### EXERCISE AIM
Extract each line bearing the word "استيسر".

[BEGIN THE RECORDS]

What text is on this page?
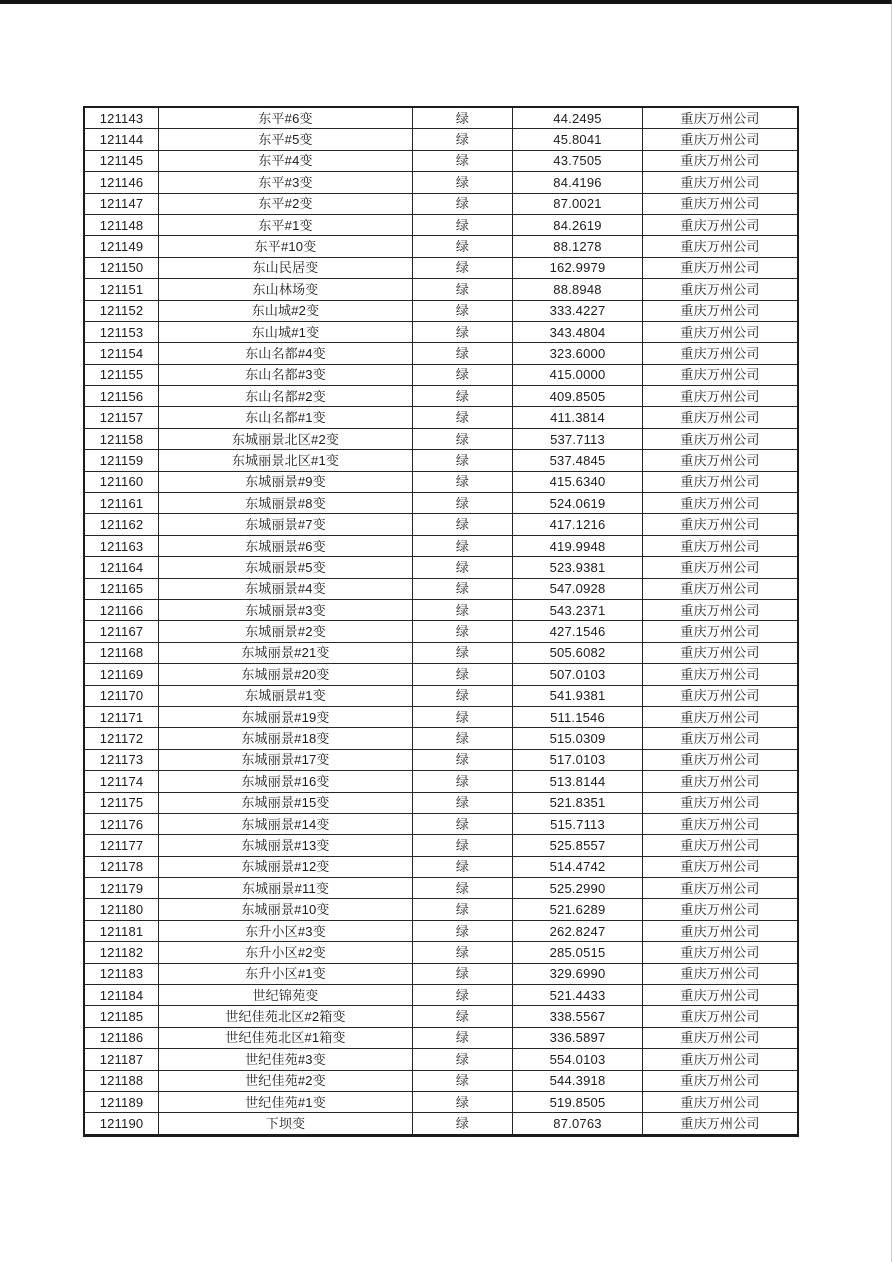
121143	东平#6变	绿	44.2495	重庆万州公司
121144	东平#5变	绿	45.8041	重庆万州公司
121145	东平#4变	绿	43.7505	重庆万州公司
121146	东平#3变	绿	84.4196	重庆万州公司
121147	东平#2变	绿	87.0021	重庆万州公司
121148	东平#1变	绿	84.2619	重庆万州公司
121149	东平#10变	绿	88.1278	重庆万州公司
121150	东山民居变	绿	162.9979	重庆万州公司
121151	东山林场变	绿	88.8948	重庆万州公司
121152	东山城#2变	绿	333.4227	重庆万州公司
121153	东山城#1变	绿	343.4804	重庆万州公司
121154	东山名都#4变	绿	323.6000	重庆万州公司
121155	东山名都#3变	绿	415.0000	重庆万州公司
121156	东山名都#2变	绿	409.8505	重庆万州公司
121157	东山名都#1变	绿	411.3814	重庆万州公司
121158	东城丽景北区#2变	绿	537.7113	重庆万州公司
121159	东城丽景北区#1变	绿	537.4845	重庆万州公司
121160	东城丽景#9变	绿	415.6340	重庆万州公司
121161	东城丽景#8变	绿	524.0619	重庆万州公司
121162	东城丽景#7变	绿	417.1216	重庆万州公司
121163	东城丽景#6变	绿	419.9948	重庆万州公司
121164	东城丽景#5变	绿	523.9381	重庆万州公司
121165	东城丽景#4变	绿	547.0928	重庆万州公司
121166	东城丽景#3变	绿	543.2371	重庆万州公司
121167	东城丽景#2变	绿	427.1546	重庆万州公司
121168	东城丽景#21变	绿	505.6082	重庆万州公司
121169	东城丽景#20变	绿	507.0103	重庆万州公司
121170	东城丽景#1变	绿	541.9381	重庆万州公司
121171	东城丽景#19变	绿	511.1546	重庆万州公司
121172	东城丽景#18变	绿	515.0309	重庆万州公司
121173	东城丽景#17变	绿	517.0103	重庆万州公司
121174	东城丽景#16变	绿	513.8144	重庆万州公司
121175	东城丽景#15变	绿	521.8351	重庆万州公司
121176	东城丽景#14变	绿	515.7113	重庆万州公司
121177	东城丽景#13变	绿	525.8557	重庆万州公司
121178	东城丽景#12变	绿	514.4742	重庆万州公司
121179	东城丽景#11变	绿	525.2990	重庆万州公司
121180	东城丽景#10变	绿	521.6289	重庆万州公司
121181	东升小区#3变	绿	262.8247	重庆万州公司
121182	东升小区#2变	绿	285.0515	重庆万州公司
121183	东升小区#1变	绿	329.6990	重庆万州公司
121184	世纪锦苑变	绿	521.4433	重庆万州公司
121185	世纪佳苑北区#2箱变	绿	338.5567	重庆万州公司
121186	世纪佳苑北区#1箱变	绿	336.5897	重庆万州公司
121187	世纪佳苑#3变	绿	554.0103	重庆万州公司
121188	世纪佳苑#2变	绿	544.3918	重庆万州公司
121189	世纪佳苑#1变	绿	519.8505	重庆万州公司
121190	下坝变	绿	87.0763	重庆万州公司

[END THE RECORDS]
[BEGIN THE RECORDS]

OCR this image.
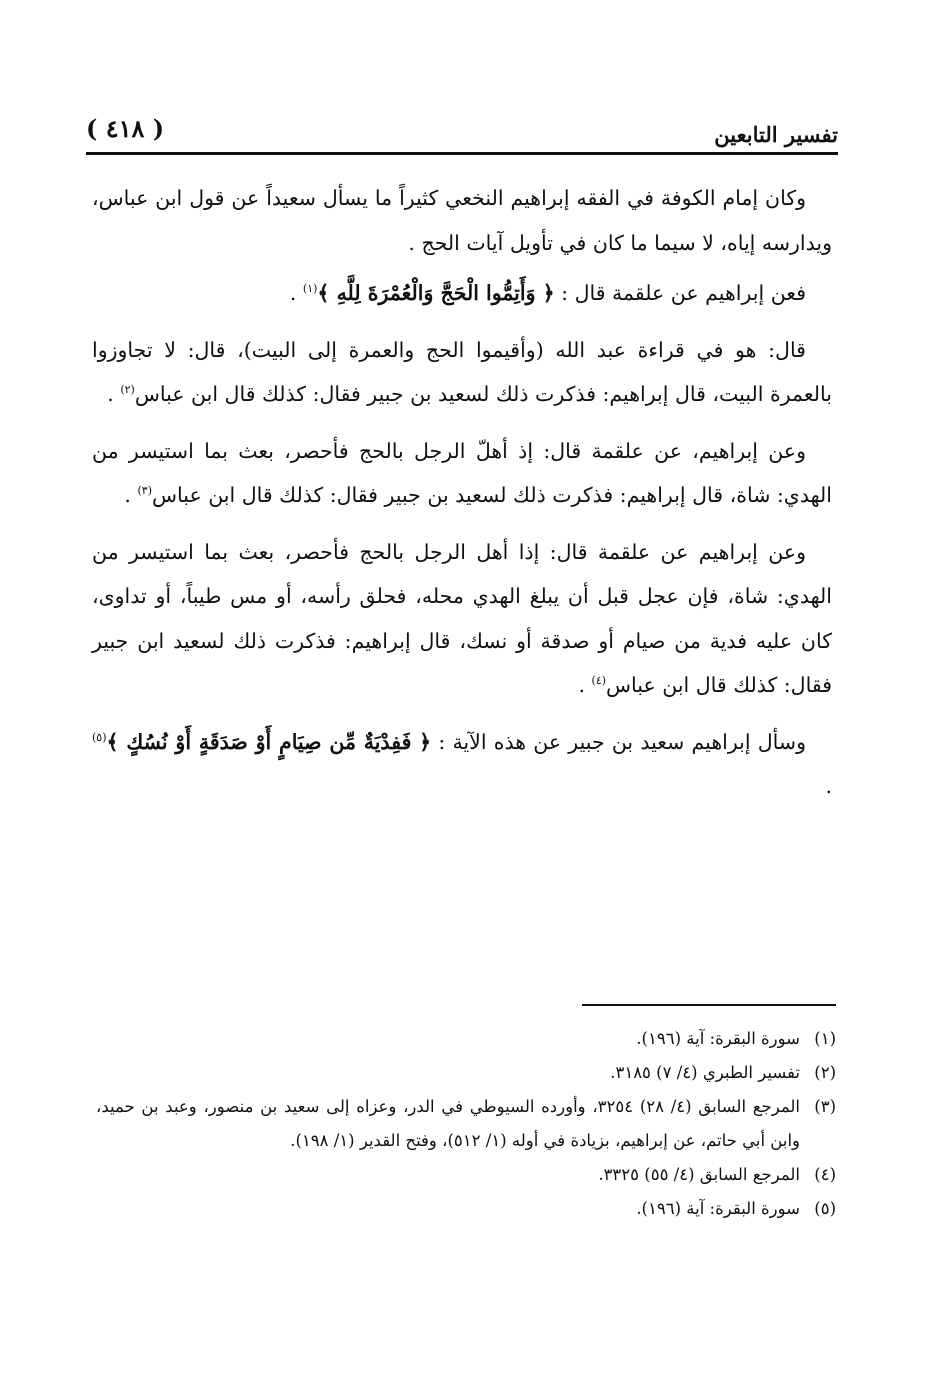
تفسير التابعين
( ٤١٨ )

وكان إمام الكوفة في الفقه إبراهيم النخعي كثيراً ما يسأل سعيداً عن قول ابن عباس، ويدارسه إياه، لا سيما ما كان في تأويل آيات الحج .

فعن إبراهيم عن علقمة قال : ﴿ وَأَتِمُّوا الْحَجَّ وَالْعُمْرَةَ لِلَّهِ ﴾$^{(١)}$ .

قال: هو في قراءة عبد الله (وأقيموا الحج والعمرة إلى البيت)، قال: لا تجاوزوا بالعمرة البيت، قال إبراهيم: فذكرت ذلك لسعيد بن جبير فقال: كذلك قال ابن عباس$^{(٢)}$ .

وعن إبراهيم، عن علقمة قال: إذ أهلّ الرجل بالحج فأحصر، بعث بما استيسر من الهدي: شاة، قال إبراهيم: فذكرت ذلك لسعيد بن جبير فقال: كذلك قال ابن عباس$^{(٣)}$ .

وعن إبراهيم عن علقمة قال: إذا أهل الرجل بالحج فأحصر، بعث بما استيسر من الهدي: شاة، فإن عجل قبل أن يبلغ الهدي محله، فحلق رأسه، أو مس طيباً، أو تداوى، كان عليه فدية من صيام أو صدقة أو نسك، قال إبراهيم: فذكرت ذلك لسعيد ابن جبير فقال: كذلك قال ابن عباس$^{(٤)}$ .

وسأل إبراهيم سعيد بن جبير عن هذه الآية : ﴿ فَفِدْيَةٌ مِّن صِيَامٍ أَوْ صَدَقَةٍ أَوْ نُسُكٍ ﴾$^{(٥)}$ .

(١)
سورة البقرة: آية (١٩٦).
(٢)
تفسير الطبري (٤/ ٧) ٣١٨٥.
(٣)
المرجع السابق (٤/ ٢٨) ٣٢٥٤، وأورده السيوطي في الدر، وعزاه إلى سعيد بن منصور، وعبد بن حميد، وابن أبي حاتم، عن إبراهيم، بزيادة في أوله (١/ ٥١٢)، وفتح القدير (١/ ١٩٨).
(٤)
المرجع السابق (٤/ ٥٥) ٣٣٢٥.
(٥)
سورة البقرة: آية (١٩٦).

[END THE RECORDS]

### EXERCISE RESULT
وعن إبراهيم، عن علقمة قال: إذ أهلّ الرجل بالحج فأحصر، بعث بما استيسر من الهدي: شاة، قال إبراهيم: فذكرت ذلك لسعيد بن جبير فقال: كذلك قال ابن عباس$^{(٣)}$ .
وعن إبراهيم عن علقمة قال: إذا أهل الرجل بالحج فأحصر، بعث بما استيسر من الهدي: شاة، فإن عجل قبل أن يبلغ الهدي محله، فحلق رأسه، أو مس طيباً، أو تداوى، كان عليه فدية من صيام أو صدقة أو نسك، قال إبراهيم: فذكرت ذلك لسعيد ابن جبير فقال: كذلك قال ابن عباس$^{(٤)}$ .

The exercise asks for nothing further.